■ **Written problem**
Copy out each line that has "this" in it.

=-=-=

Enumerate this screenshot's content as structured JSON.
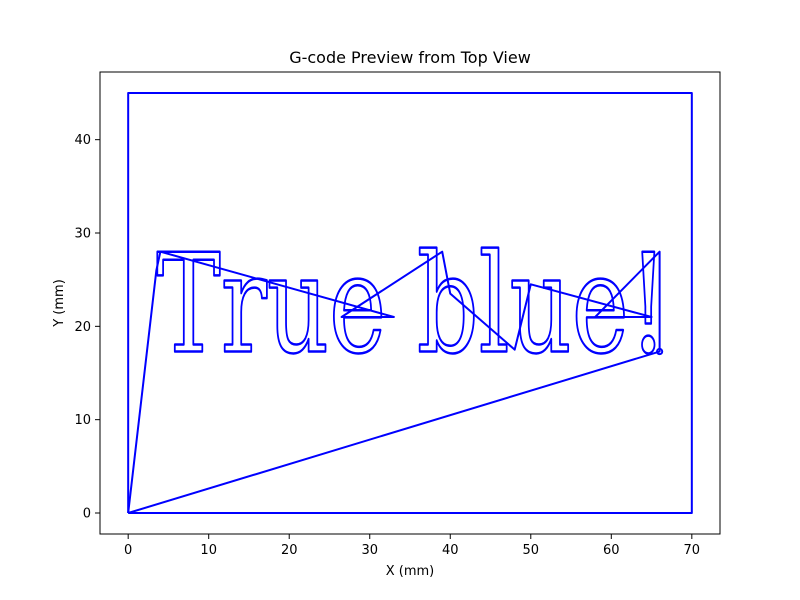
{
  "chart_data": {
    "type": "line",
    "title": "G-code Preview from Top View",
    "xlabel": "X (mm)",
    "ylabel": "Y (mm)",
    "xlim": [
      -3.5,
      73.5
    ],
    "ylim": [
      -2.25,
      47.25
    ],
    "xticks": [
      0,
      10,
      20,
      30,
      40,
      50,
      60,
      70
    ],
    "yticks": [
      0,
      10,
      20,
      30,
      40
    ],
    "grid": false,
    "color": "#0000ff",
    "engraved_text": "True blue!",
    "series": [
      {
        "role": "border",
        "x": [
          0,
          0,
          70,
          70,
          0
        ],
        "y": [
          0,
          45,
          45,
          0,
          0
        ]
      },
      {
        "role": "toolpath-travel",
        "x": [
          0,
          3.5,
          4,
          33,
          26.5,
          39,
          40,
          48,
          50,
          65,
          58,
          66,
          66,
          0
        ],
        "y": [
          0,
          26,
          28,
          21,
          21,
          28,
          23.5,
          17.5,
          24.5,
          21,
          21,
          28,
          17.3,
          0
        ]
      }
    ],
    "text_box": {
      "x_range": [
        3.5,
        67
      ],
      "baseline_y": 17.3,
      "cap_y": 28.0
    }
  }
}
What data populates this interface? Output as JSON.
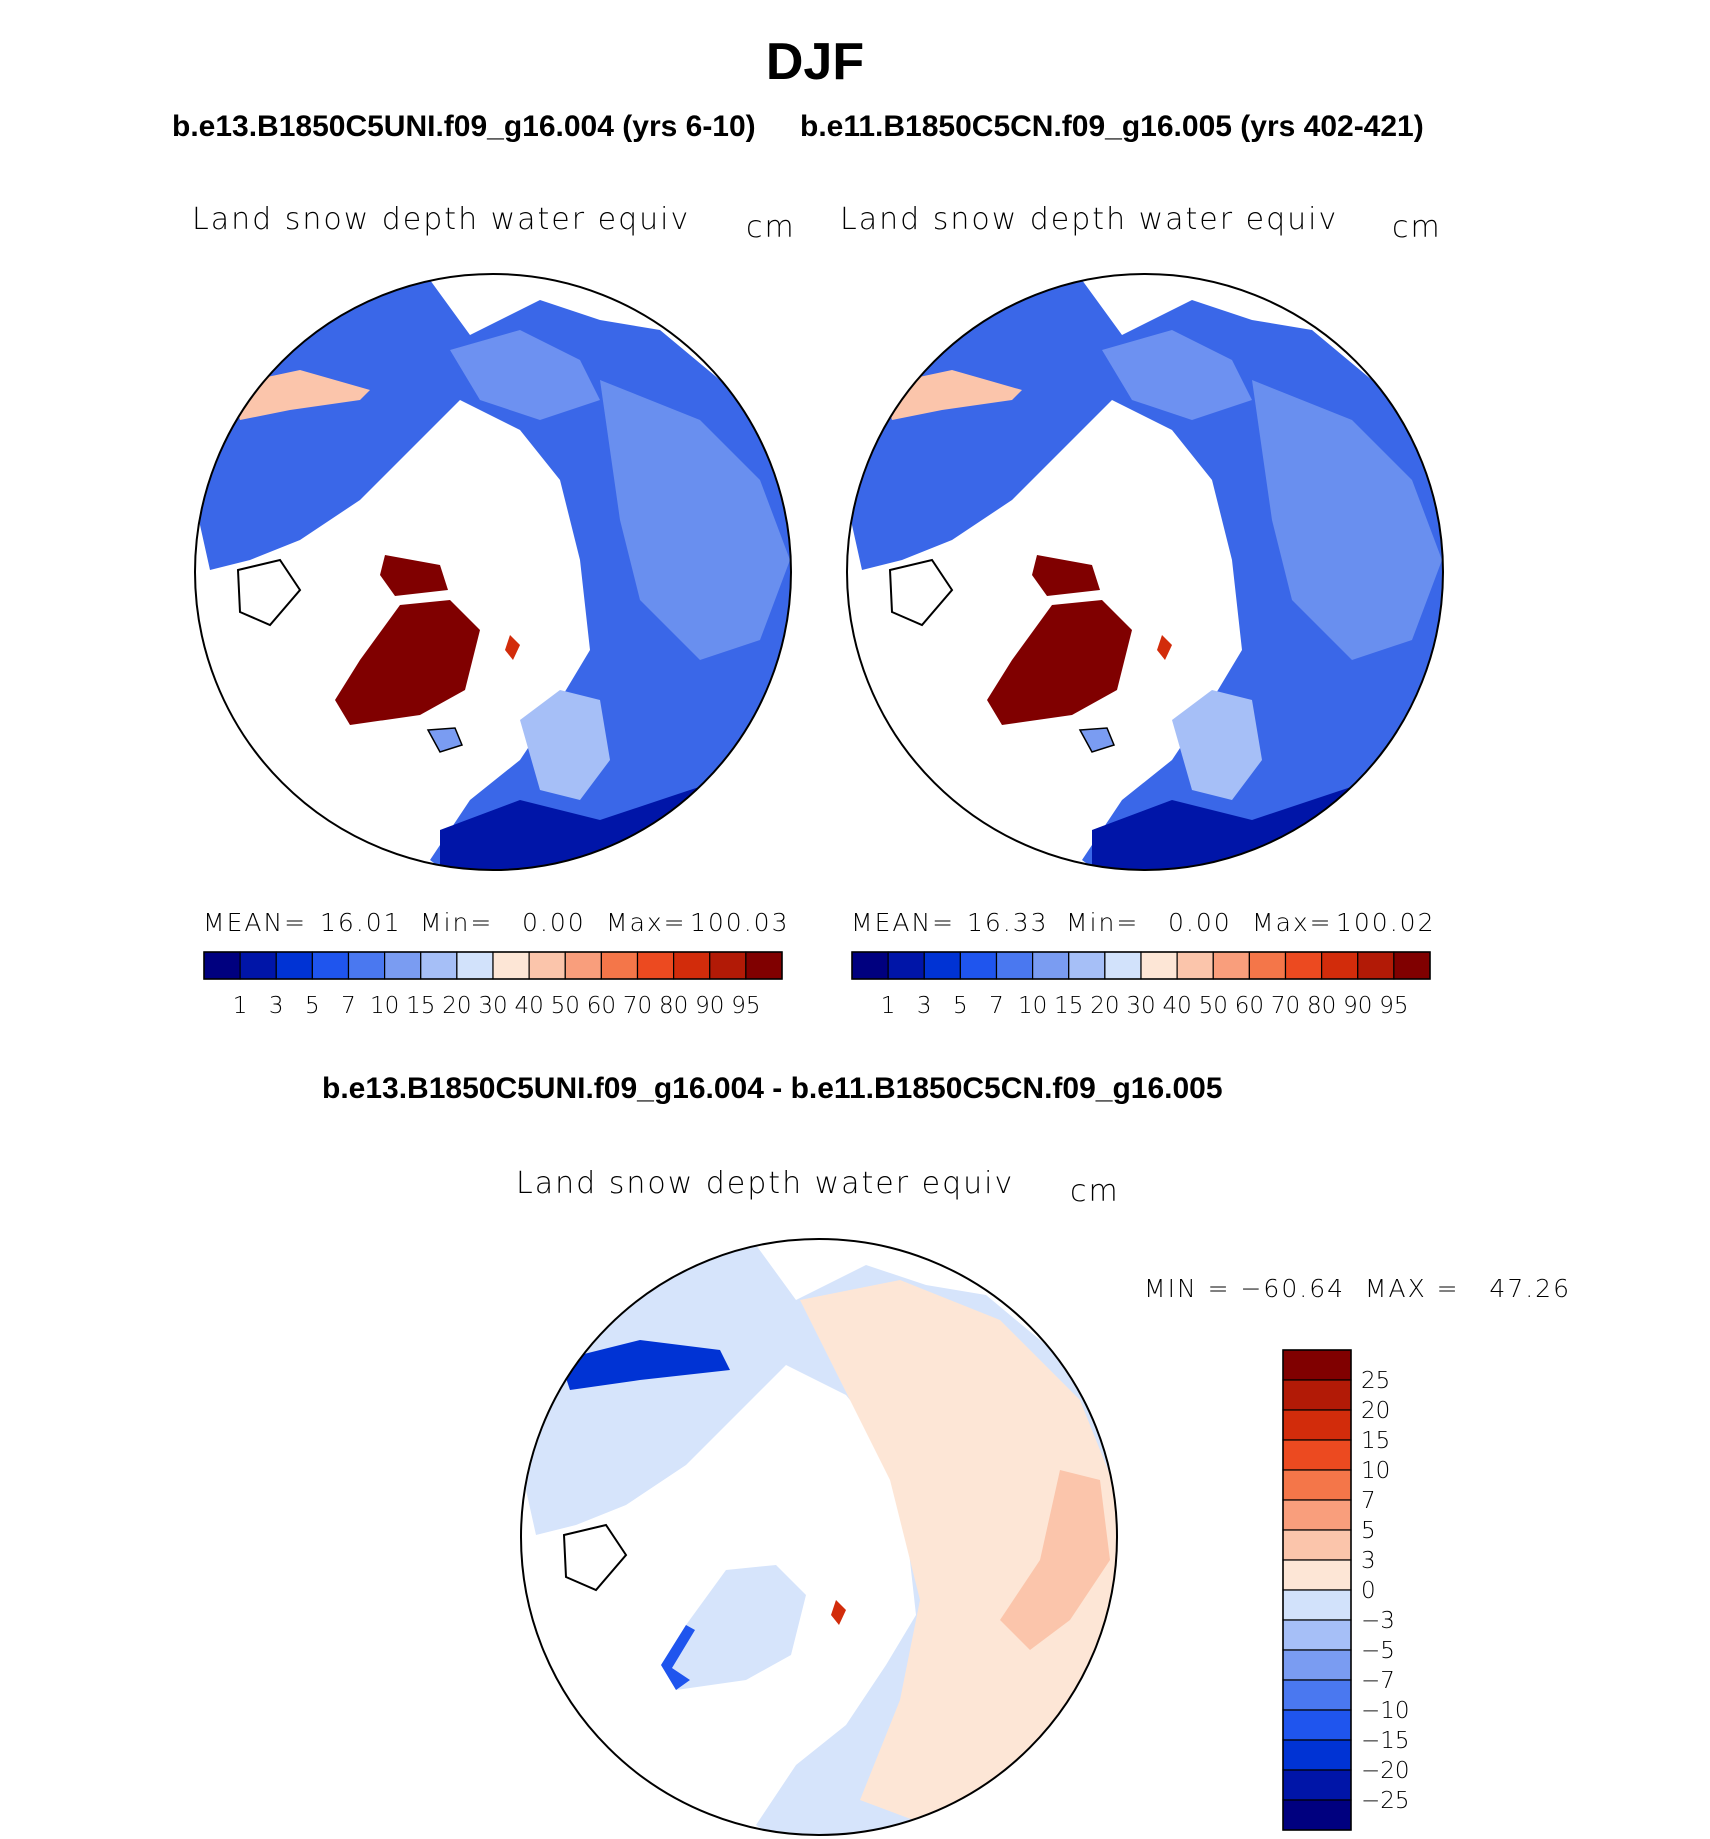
{
  "title": "DJF",
  "panels": [
    {
      "case_label": "b.e13.B1850C5UNI.f09_g16.004 (yrs 6-10)",
      "variable": "Land snow depth water equiv",
      "units": "cm",
      "stats": {
        "mean_label": "MEAN=",
        "mean": "16.01",
        "min_label": "Min=",
        "min": "0.00",
        "max_label": "Max=",
        "max": "100.03"
      },
      "colorbar_labels": [
        "1",
        "3",
        "5",
        "7",
        "10",
        "15",
        "20",
        "30",
        "40",
        "50",
        "60",
        "70",
        "80",
        "90",
        "95"
      ]
    },
    {
      "case_label": "b.e11.B1850C5CN.f09_g16.005 (yrs 402-421)",
      "variable": "Land snow depth water equiv",
      "units": "cm",
      "stats": {
        "mean_label": "MEAN=",
        "mean": "16.33",
        "min_label": "Min=",
        "min": "0.00",
        "max_label": "Max=",
        "max": "100.02"
      },
      "colorbar_labels": [
        "1",
        "3",
        "5",
        "7",
        "10",
        "15",
        "20",
        "30",
        "40",
        "50",
        "60",
        "70",
        "80",
        "90",
        "95"
      ]
    }
  ],
  "difference": {
    "case_label": "b.e13.B1850C5UNI.f09_g16.004 - b.e11.B1850C5CN.f09_g16.005",
    "variable": "Land snow depth water equiv",
    "units": "cm",
    "minmax": "MIN = −60.64  MAX =   47.26",
    "colorbar_labels": [
      "25",
      "20",
      "15",
      "10",
      "7",
      "5",
      "3",
      "0",
      "−3",
      "−5",
      "−7",
      "−10",
      "−15",
      "−20",
      "−25"
    ]
  },
  "colors": {
    "abs_scale": [
      "#00007f",
      "#0015a8",
      "#0033d4",
      "#1f55ee",
      "#4a78f0",
      "#7a9cf2",
      "#a6bff7",
      "#d2e2fb",
      "#fde6d6",
      "#fbc5ab",
      "#f99e7c",
      "#f47649",
      "#ec4a20",
      "#d22c0b",
      "#b21a06",
      "#800000"
    ],
    "diff_scale": [
      "#800000",
      "#b21a06",
      "#d22c0b",
      "#ec4a20",
      "#f47649",
      "#f99e7c",
      "#fbc5ab",
      "#fde6d6",
      "#d2e2fb",
      "#a6bff7",
      "#7a9cf2",
      "#4a78f0",
      "#1f55ee",
      "#0033d4",
      "#0015a8",
      "#00007f"
    ],
    "arctic_base": "#3a67e8",
    "diff_base": "#d6e4fb"
  }
}
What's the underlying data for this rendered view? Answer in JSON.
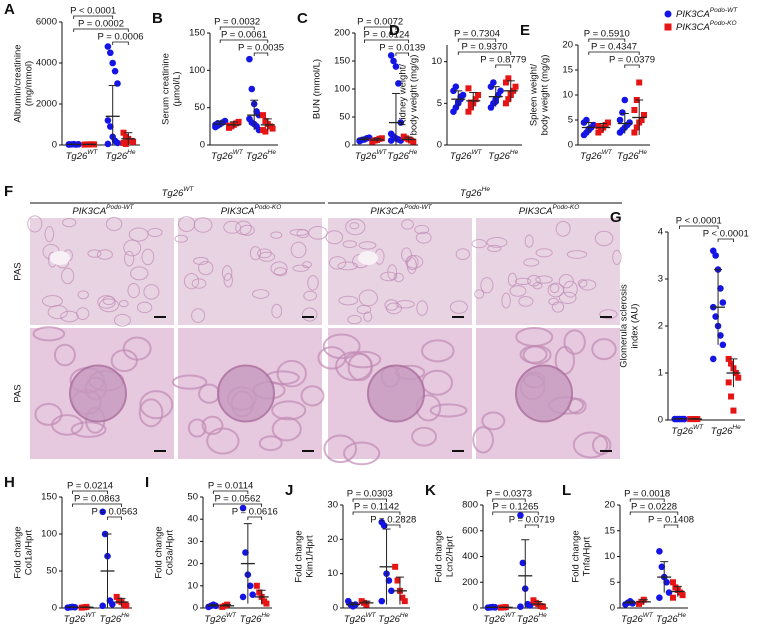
{
  "legend": [
    {
      "name": "PIK3CA",
      "sup": "Podo-WT",
      "color": "#1414e6"
    },
    {
      "name": "PIK3CA",
      "sup": "Podo-KO",
      "color": "#e61414"
    }
  ],
  "histology": {
    "panel": "F",
    "groups": [
      {
        "base": "Tg26",
        "sup": "WT"
      },
      {
        "base": "Tg26",
        "sup": "He"
      }
    ],
    "columns": [
      {
        "name": "PIK3CA",
        "sup": "Podo-WT"
      },
      {
        "name": "PIK3CA",
        "sup": "Podo-KO"
      },
      {
        "name": "PIK3CA",
        "sup": "Podo-WT"
      },
      {
        "name": "PIK3CA",
        "sup": "Podo-KO"
      }
    ],
    "rows": [
      "PAS",
      "PAS"
    ]
  },
  "chart_data": [
    {
      "type": "dot",
      "panel": "A",
      "ylabel": [
        "Albumin/creatinine",
        "(mg/mmol)"
      ],
      "ylim": [
        0,
        6000
      ],
      "yticks": [
        0,
        2000,
        4000,
        6000
      ],
      "categories": [
        {
          "base": "Tg26",
          "sup": "WT"
        },
        {
          "base": "Tg26",
          "sup": "He"
        }
      ],
      "pvalues": [
        "P < 0.0001",
        "P = 0.0002",
        "P = 0.0006"
      ],
      "series": [
        {
          "values": [
            30,
            1400
          ],
          "errors": [
            10,
            1500
          ],
          "points": [
            [
              20,
              30,
              40,
              25,
              35,
              30
            ],
            [
              4800,
              4500,
              4000,
              3600,
              3000,
              1200,
              900,
              400,
              200,
              100,
              50
            ]
          ]
        },
        {
          "values": [
            30,
            300
          ],
          "errors": [
            10,
            300
          ],
          "points": [
            [
              20,
              30,
              25,
              35,
              30
            ],
            [
              600,
              400,
              300,
              200,
              150,
              100,
              50
            ]
          ]
        }
      ]
    },
    {
      "type": "dot",
      "panel": "B",
      "ylabel": [
        "Serum creatinine",
        "(µmol/L)"
      ],
      "ylim": [
        0,
        150
      ],
      "yticks": [
        0,
        50,
        100,
        150
      ],
      "categories": [
        {
          "base": "Tg26",
          "sup": "WT"
        },
        {
          "base": "Tg26",
          "sup": "He"
        }
      ],
      "pvalues": [
        "P = 0.0032",
        "P = 0.0061",
        "P = 0.0035"
      ],
      "series": [
        {
          "values": [
            28,
            40
          ],
          "errors": [
            4,
            20
          ],
          "points": [
            [
              24,
              26,
              28,
              30,
              32,
              27,
              29
            ],
            [
              115,
              75,
              55,
              45,
              40,
              35,
              30,
              28,
              25,
              20
            ]
          ]
        },
        {
          "values": [
            27,
            27
          ],
          "errors": [
            4,
            8
          ],
          "points": [
            [
              23,
              25,
              27,
              29,
              31,
              26
            ],
            [
              40,
              32,
              28,
              25,
              22,
              20,
              18
            ]
          ]
        }
      ]
    },
    {
      "type": "dot",
      "panel": "C",
      "ylabel": [
        "BUN (mmol/L)"
      ],
      "ylim": [
        0,
        200
      ],
      "yticks": [
        0,
        50,
        100,
        150,
        200
      ],
      "categories": [
        {
          "base": "Tg26",
          "sup": "WT"
        },
        {
          "base": "Tg26",
          "sup": "He"
        }
      ],
      "pvalues": [
        "P = 0.0072",
        "P = 0.0124",
        "P = 0.0139"
      ],
      "series": [
        {
          "values": [
            10,
            40
          ],
          "errors": [
            3,
            52
          ],
          "points": [
            [
              7,
              9,
              10,
              12,
              13,
              8
            ],
            [
              160,
              150,
              140,
              110,
              40,
              20,
              15,
              12,
              10,
              8,
              8
            ]
          ]
        },
        {
          "values": [
            9,
            10
          ],
          "errors": [
            3,
            4
          ],
          "points": [
            [
              6,
              8,
              9,
              11,
              12
            ],
            [
              15,
              12,
              10,
              8,
              6
            ]
          ]
        }
      ]
    },
    {
      "type": "dot",
      "panel": "D",
      "ylabel": [
        "Kidney weight/",
        "body weight (mg/g)"
      ],
      "ylim": [
        0,
        12
      ],
      "yticks": [
        0,
        5,
        10
      ],
      "categories": [
        {
          "base": "Tg26",
          "sup": "WT"
        },
        {
          "base": "Tg26",
          "sup": "He"
        }
      ],
      "pvalues": [
        "P = 0.7304",
        "P = 0.9370",
        "P = 0.8779"
      ],
      "series": [
        {
          "values": [
            5.5,
            5.8
          ],
          "errors": [
            1,
            1.2
          ],
          "points": [
            [
              4,
              4.5,
              5,
              5.5,
              6,
              6.5,
              7,
              5.2,
              5.8
            ],
            [
              4.5,
              5,
              5.5,
              6,
              6.5,
              7,
              7.5,
              5.2
            ]
          ]
        },
        {
          "values": [
            5.3,
            6.5
          ],
          "errors": [
            1,
            1.2
          ],
          "points": [
            [
              4,
              4.5,
              5,
              5.5,
              6,
              6.8,
              5.1
            ],
            [
              5,
              5.5,
              6,
              6.5,
              7,
              7.5,
              8,
              6.2
            ]
          ]
        }
      ]
    },
    {
      "type": "dot",
      "panel": "E",
      "ylabel": [
        "Spleen weight/",
        "body weight (mg/g)"
      ],
      "ylim": [
        0,
        20
      ],
      "yticks": [
        0,
        5,
        10,
        15,
        20
      ],
      "categories": [
        {
          "base": "Tg26",
          "sup": "WT"
        },
        {
          "base": "Tg26",
          "sup": "He"
        }
      ],
      "pvalues": [
        "P = 0.5910",
        "P = 0.4347",
        "P = 0.0379"
      ],
      "series": [
        {
          "values": [
            3.5,
            4.3
          ],
          "errors": [
            1,
            2
          ],
          "points": [
            [
              2,
              2.5,
              3,
              3.5,
              4,
              4.5,
              5,
              3.2
            ],
            [
              2.5,
              3,
              3.5,
              4,
              4.5,
              5,
              6.5,
              9
            ]
          ]
        },
        {
          "values": [
            3.5,
            5.5
          ],
          "errors": [
            0.8,
            3.5
          ],
          "points": [
            [
              2.5,
              3,
              3.5,
              4,
              4.5,
              3.8
            ],
            [
              2.5,
              3.5,
              4.5,
              5,
              6,
              7,
              9,
              12.5
            ]
          ]
        }
      ]
    },
    {
      "type": "dot",
      "panel": "G",
      "ylabel": [
        "Glomerula sclerosis",
        "index (AU)"
      ],
      "ylim": [
        0,
        4
      ],
      "yticks": [
        0,
        1,
        2,
        3,
        4
      ],
      "categories": [
        {
          "base": "Tg26",
          "sup": "WT"
        },
        {
          "base": "Tg26",
          "sup": "He"
        }
      ],
      "pvalues": [
        "P < 0.0001",
        "P < 0.0001"
      ],
      "series": [
        {
          "values": [
            0.02,
            2.4
          ],
          "errors": [
            0.01,
            0.8
          ],
          "points": [
            [
              0.02,
              0.02,
              0.02,
              0.02,
              0.02
            ],
            [
              3.6,
              3.5,
              3.2,
              2.8,
              2.5,
              2.4,
              2.2,
              2,
              1.8,
              1.6,
              1.3
            ]
          ]
        },
        {
          "values": [
            0.02,
            1
          ],
          "errors": [
            0.01,
            0.3
          ],
          "points": [
            [
              0.02,
              0.02,
              0.02,
              0.02
            ],
            [
              1.3,
              1.2,
              1.1,
              1,
              0.9,
              0.8,
              0.5,
              0.2
            ]
          ]
        }
      ]
    },
    {
      "type": "dot",
      "panel": "H",
      "ylabel": [
        "Fold change",
        "Col1a/Hprt"
      ],
      "ylim": [
        0,
        150
      ],
      "yticks": [
        0,
        50,
        100,
        150
      ],
      "categories": [
        {
          "base": "Tg26",
          "sup": "WT"
        },
        {
          "base": "Tg26",
          "sup": "He"
        }
      ],
      "pvalues": [
        "P = 0.0214",
        "P = 0.0863",
        "P = 0.0563"
      ],
      "series": [
        {
          "values": [
            1,
            50
          ],
          "errors": [
            0.5,
            50
          ],
          "points": [
            [
              0.5,
              1,
              1.5,
              1
            ],
            [
              130,
              100,
              70,
              10,
              5,
              3
            ]
          ]
        },
        {
          "values": [
            1,
            8
          ],
          "errors": [
            0.5,
            5
          ],
          "points": [
            [
              0.5,
              1,
              1.5
            ],
            [
              15,
              10,
              8,
              5,
              3
            ]
          ]
        }
      ]
    },
    {
      "type": "dot",
      "panel": "I",
      "ylabel": [
        "Fold change",
        "Col3a/Hprt"
      ],
      "ylim": [
        0,
        50
      ],
      "yticks": [
        0,
        10,
        20,
        30,
        40,
        50
      ],
      "categories": [
        {
          "base": "Tg26",
          "sup": "WT"
        },
        {
          "base": "Tg26",
          "sup": "He"
        }
      ],
      "pvalues": [
        "P = 0.0114",
        "P = 0.0562",
        "P = 0.0616"
      ],
      "series": [
        {
          "values": [
            1,
            20
          ],
          "errors": [
            0.5,
            18
          ],
          "points": [
            [
              0.5,
              1,
              1.5,
              1
            ],
            [
              45,
              25,
              15,
              10,
              6,
              5
            ]
          ]
        },
        {
          "values": [
            1,
            5
          ],
          "errors": [
            0.5,
            3
          ],
          "points": [
            [
              0.5,
              1,
              1.5
            ],
            [
              10,
              7,
              5,
              3,
              2
            ]
          ]
        }
      ]
    },
    {
      "type": "dot",
      "panel": "J",
      "ylabel": [
        "Fold change",
        "Kim1/Hprt"
      ],
      "ylim": [
        0,
        30
      ],
      "yticks": [
        0,
        10,
        20,
        30
      ],
      "categories": [
        {
          "base": "Tg26",
          "sup": "WT"
        },
        {
          "base": "Tg26",
          "sup": "He"
        }
      ],
      "pvalues": [
        "P = 0.0303",
        "P = 0.1142",
        "P = 0.2828"
      ],
      "series": [
        {
          "values": [
            1,
            12
          ],
          "errors": [
            0.5,
            11
          ],
          "points": [
            [
              2,
              1,
              0.5,
              1
            ],
            [
              25,
              24,
              10,
              8,
              5,
              2
            ]
          ]
        },
        {
          "values": [
            1.5,
            5
          ],
          "errors": [
            0.5,
            4
          ],
          "points": [
            [
              2,
              1.5,
              1
            ],
            [
              12,
              8,
              5,
              3,
              2
            ]
          ]
        }
      ]
    },
    {
      "type": "dot",
      "panel": "K",
      "ylabel": [
        "Fold change",
        "Lcn2/Hprt"
      ],
      "ylim": [
        0,
        800
      ],
      "yticks": [
        0,
        200,
        400,
        600,
        800
      ],
      "categories": [
        {
          "base": "Tg26",
          "sup": "WT"
        },
        {
          "base": "Tg26",
          "sup": "He"
        }
      ],
      "pvalues": [
        "P = 0.0373",
        "P = 0.1265",
        "P = 0.0719"
      ],
      "series": [
        {
          "values": [
            5,
            250
          ],
          "errors": [
            2,
            280
          ],
          "points": [
            [
              3,
              5,
              7,
              5
            ],
            [
              720,
              350,
              150,
              30,
              20,
              10
            ]
          ]
        },
        {
          "values": [
            5,
            30
          ],
          "errors": [
            2,
            20
          ],
          "points": [
            [
              3,
              5,
              7
            ],
            [
              60,
              40,
              30,
              15,
              10
            ]
          ]
        }
      ]
    },
    {
      "type": "dot",
      "panel": "L",
      "ylabel": [
        "Fold change",
        "Tnfa/Hprt"
      ],
      "ylim": [
        0,
        20
      ],
      "yticks": [
        0,
        5,
        10,
        15,
        20
      ],
      "categories": [
        {
          "base": "Tg26",
          "sup": "WT"
        },
        {
          "base": "Tg26",
          "sup": "He"
        }
      ],
      "pvalues": [
        "P = 0.0018",
        "P = 0.0228",
        "P = 0.1408"
      ],
      "series": [
        {
          "values": [
            1,
            6
          ],
          "errors": [
            0.3,
            3
          ],
          "points": [
            [
              0.7,
              1,
              1.3,
              0.9
            ],
            [
              11,
              8,
              6,
              5,
              3,
              2
            ]
          ]
        },
        {
          "values": [
            1.2,
            3.2
          ],
          "errors": [
            0.4,
            1
          ],
          "points": [
            [
              0.8,
              1.2,
              1.6
            ],
            [
              5,
              4,
              3.5,
              3,
              2.5,
              2
            ]
          ]
        }
      ]
    }
  ]
}
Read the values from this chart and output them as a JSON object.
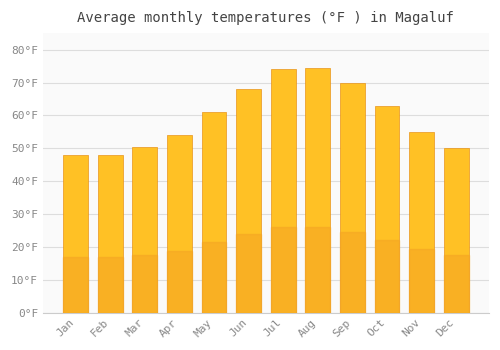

=-=-=

■ **Final result**
Enumerate this screenshot's content as structured JSON.
What data populates this interface? Output as JSON.
What's the underlying data for this rendered view? Answer in JSON.
Read the values from this chart and output them as a JSON object.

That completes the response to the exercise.